Directions: Return only the number of lines holding the word "page".

········

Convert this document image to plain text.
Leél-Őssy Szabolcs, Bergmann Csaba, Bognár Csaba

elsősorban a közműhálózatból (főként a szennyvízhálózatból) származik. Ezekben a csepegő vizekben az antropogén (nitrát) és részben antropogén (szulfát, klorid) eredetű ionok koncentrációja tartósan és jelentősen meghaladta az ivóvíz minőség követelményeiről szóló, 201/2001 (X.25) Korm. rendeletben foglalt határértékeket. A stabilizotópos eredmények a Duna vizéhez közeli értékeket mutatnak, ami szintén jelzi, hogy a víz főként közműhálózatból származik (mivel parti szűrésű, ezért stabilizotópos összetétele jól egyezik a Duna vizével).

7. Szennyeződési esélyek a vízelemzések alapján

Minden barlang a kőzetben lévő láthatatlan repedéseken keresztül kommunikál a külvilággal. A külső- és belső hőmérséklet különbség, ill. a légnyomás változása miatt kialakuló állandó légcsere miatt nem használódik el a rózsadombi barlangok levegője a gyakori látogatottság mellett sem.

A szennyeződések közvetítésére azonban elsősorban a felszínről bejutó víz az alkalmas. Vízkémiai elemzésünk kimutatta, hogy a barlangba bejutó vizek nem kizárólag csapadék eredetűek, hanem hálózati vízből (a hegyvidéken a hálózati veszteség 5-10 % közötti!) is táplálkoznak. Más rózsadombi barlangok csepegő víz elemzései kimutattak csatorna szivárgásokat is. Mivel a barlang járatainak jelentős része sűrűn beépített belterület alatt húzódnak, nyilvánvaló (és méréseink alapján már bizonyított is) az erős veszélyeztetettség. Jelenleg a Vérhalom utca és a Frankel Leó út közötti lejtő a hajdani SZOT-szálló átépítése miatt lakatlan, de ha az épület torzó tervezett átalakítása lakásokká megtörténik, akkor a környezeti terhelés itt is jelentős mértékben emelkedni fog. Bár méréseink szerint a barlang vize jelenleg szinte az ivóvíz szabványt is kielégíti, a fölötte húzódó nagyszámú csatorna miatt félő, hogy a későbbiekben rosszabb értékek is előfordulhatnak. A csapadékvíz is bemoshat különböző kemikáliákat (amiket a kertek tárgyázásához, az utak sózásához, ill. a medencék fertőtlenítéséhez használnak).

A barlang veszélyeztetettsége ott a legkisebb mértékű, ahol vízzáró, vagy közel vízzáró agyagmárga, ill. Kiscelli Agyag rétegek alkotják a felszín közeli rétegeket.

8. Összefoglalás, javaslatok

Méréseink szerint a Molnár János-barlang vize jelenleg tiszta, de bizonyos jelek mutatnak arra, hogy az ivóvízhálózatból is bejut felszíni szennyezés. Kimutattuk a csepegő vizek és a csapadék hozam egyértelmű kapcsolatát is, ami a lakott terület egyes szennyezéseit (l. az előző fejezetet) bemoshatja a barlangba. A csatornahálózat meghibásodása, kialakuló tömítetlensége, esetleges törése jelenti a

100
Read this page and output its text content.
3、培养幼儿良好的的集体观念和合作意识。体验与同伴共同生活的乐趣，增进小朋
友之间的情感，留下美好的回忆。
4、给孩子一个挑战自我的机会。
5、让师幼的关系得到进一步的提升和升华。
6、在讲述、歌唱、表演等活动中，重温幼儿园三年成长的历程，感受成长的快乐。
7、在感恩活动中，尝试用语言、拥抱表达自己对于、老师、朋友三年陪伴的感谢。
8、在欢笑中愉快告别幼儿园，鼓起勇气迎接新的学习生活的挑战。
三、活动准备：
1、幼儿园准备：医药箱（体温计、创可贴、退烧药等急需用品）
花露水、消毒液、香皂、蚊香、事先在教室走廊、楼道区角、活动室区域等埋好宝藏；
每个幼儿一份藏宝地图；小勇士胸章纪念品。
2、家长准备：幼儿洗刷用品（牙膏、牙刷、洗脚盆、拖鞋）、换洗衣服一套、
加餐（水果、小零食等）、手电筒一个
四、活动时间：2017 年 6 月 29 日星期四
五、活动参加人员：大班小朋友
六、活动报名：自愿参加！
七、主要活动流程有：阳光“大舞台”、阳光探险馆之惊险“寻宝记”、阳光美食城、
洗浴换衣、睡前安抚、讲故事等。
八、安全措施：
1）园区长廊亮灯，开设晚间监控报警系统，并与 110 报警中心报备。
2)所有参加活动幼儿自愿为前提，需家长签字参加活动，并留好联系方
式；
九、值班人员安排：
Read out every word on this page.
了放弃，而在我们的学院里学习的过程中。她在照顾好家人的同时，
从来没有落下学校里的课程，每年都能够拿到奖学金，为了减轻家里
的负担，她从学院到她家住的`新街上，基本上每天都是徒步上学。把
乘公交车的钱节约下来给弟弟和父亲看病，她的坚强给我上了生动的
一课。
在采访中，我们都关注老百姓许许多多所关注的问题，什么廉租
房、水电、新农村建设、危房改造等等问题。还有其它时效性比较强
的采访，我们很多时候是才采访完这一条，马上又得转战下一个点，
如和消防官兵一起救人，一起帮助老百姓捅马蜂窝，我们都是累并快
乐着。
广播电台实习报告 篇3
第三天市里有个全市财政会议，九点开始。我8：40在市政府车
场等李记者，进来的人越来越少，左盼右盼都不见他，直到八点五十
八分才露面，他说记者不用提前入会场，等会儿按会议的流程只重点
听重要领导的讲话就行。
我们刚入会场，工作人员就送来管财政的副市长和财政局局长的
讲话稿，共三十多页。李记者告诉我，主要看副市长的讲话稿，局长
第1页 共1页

········

Finished exercise: 2